WHAT TO PRODUCE: Collect the lines of the entries where "bajo" shows up.

RECORD EXCERPTS:
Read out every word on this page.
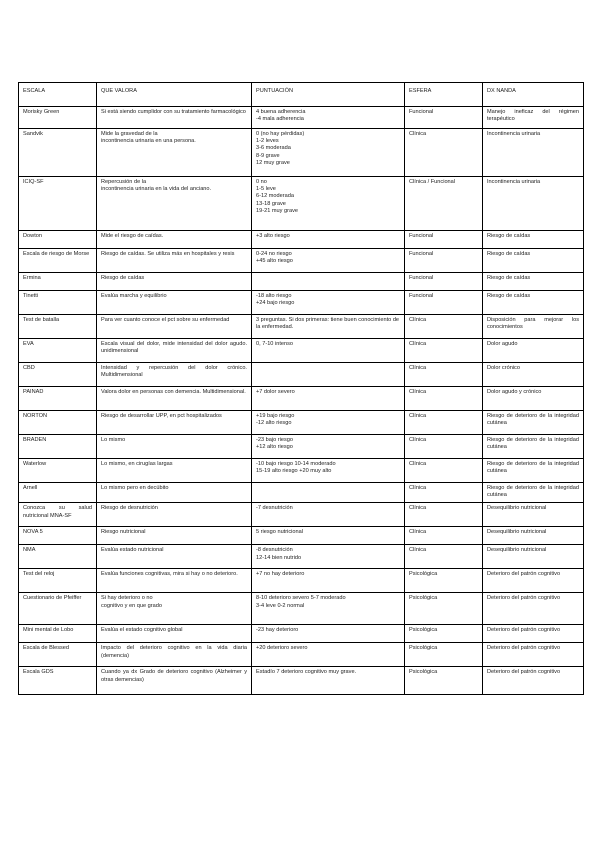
ESCALA	QUE VALORA	PUNTUACIÓN	ESFERA	DX NANDA

Morisky Green	Si está siendo cumplidor con su tratamiento farmacológico	4 buena adherencia
-4 mala adherencia	Funcional	Manejo ineficaz del régimen terapéutico

Sandvik	Mide la gravedad de la
incontinencia urinaria en una persona.	0 (no hay pérdidas)
1-2 leves
3-6 moderada
8-9 grave
12 muy grave	Clínica	Incontinencia urinaria

ICIQ-SF	Repercusión de la
incontinencia urinaria en la vida del anciano.	0 no
1-5 leve
6-12 moderada
13-18 grave
19-21 muy grave	Clínica / Funcional	Incontinencia urinaria

Dowton	Mide el riesgo de caídas.	+3 alto riesgo	Funcional	Riesgo de caídas

Escala de riesgo de Morse	Riesgo de caídas. Se utiliza más en hospitales y resis	0-24 no riesgo
+45 alto riesgo	Funcional	Riesgo de caídas

Ermina	Riesgo de caídas		Funcional	Riesgo de caídas

Tinetti	Evalúa marcha y equilibrio	-18 alto riesgo
+24 bajo riesgo	Funcional	Riesgo de caídas

Test de batalla	Para ver cuanto conoce el pct sobre su enfermedad	3 preguntas. Si dos primeras: tiene buen conocimiento de la enfermedad.	Clínica	Disposición para mejorar los conocimientos

EVA	Escala visual del dolor, mide intensidad del dolor agudo. unidimensional	0, 7-10 intenso	Clínica	Dolor agudo

CBD	Intensidad y repercusión del dolor crónico. Multidimensional		Clínica	Dolor crónico

PAINAD	Valora dolor en personas con demencia. Multidimensional.	+7 dolor severo	Clínica	Dolor agudo y crónico

NORTON	Riesgo de desarrollar UPP, en pct hospitalizados	+19 bajo riesgo
-12 alto riesgo	Clínica	Riesgo de deterioro de la integridad cutánea

BRADEN	Lo mismo	-23 bajo riesgo
+12 alto riesgo	Clínica	Riesgo de deterioro de la integridad cutánea

Waterlow	Lo mismo, en cirugías largas	-10 bajo riesgo 10-14 moderado
15-19 alto riesgo +20 muy alto	Clínica	Riesgo de deterioro de la integridad cutánea

Arnell	Lo mismo pero en decúbito		Clínica	Riesgo de deterioro de la integridad cutánea

Conozca su salud nutricional MNA-SF	Riesgo de desnutrición	-7 desnutrición	Clínica	Desequilibrio nutricional

NOVA 5	Riesgo nutricional	5 riesgo nutricional	Clínica	Desequilibrio nutricional

NMA	Evalúa estado nutricional	-8 desnutrición
12-14 bien nutrido	Clínica	Desequilibrio nutricional

Test del reloj	Evalúa funciones cognitivas, mira si hay o no deterioro.	+7 no hay deterioro	Psicológica	Deterioro del patrón cognitivo

Cuestionario de Pfeiffer	Si hay deterioro o no
cognitivo y en que grado	8-10 deterioro severo 5-7 moderado
3-4 leve 0-2 normal	Psicológica	Deterioro del patrón cognitivo

Mini mental de Lobo	Evalúa el estado cognitivo global	-23 hay deterioro	Psicológica	Deterioro del patrón cognitivo

Escala de Blessed	Impacto del deterioro cognitivo en la vida diaria (demencia)	+20 deterioro severo	Psicológica	Deterioro del patrón cognitivo

Escala GDS	Cuando ya dx Grado de deterioro cognitivo (Alzheimer y otras demencias)	Estadío 7 deterioro cognitivo muy grave.	Psicológica	Deterioro del patrón cognitivo
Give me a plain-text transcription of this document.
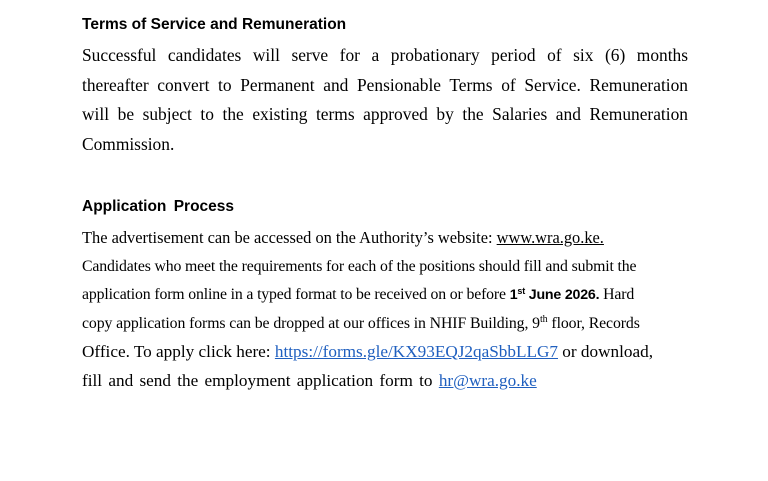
Terms of Service and Remuneration

Successful candidates will serve for a probationary period of six (6) months
thereafter convert to Permanent and Pensionable Terms of Service. Remuneration
will be subject to the existing terms approved by the Salaries and Remuneration
Commission.

Application Process
The advertisement can be accessed on the Authority’s website: www.wra.go.ke.
Candidates who meet the requirements for each of the positions should fill and submit the
application form online in a typed format to be received on or before 1st June 2026. Hard
copy application forms can be dropped at our offices in NHIF Building, 9th floor, Records
Office. To apply click here: https://forms.gle/KX93EQJ2qaSbbLLG7 or download,
fill and send the employment application form to hr@wra.go.ke
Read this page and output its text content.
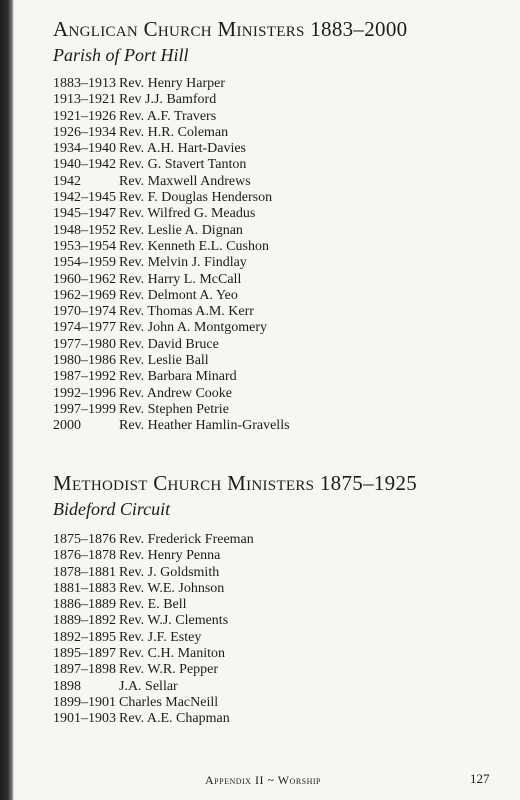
Anglican Church Ministers 1883–2000
Parish of Port Hill
1883–1913 Rev. Henry Harper
1913–1921 Rev J.J. Bamford
1921–1926 Rev. A.F. Travers
1926–1934 Rev. H.R. Coleman
1934–1940 Rev. A.H. Hart-Davies
1940–1942 Rev. G. Stavert Tanton
1942	Rev. Maxwell Andrews
1942–1945 Rev. F. Douglas Henderson
1945–1947 Rev. Wilfred G. Meadus
1948–1952 Rev. Leslie A. Dignan
1953–1954 Rev. Kenneth E.L. Cushon
1954–1959 Rev. Melvin J. Findlay
1960–1962 Rev. Harry L. McCall
1962–1969 Rev. Delmont A. Yeo
1970–1974 Rev. Thomas A.M. Kerr
1974–1977 Rev. John A. Montgomery
1977–1980 Rev. David Bruce
1980–1986 Rev. Leslie Ball
1987–1992 Rev. Barbara Minard
1992–1996 Rev. Andrew Cooke
1997–1999 Rev. Stephen Petrie
2000	Rev. Heather Hamlin-Gravells
Methodist Church Ministers 1875–1925
Bideford Circuit
1875–1876 Rev. Frederick Freeman
1876–1878 Rev. Henry Penna
1878–1881 Rev. J. Goldsmith
1881–1883 Rev. W.E. Johnson
1886–1889 Rev. E. Bell
1889–1892 Rev. W.J. Clements
1892–1895 Rev. J.F. Estey
1895–1897 Rev. C.H. Maniton
1897–1898 Rev. W.R. Pepper
1898	J.A. Sellar
1899–1901 Charles MacNeill
1901–1903 Rev. A.E. Chapman
Appendix II ~ Worship	127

RESPONSE TO THIS EXERCISE:
+24 bajo riesgo	Funcional	Riesgo de caídas
NORTON	Riesgo de desarrollar UPP, en pct hospitalizados	+19 bajo riesgo
BRADEN	Lo mismo	-23 bajo riesgo
Waterlow	Lo mismo, en cirugías largas	-10 bajo riesgo 10-14 moderado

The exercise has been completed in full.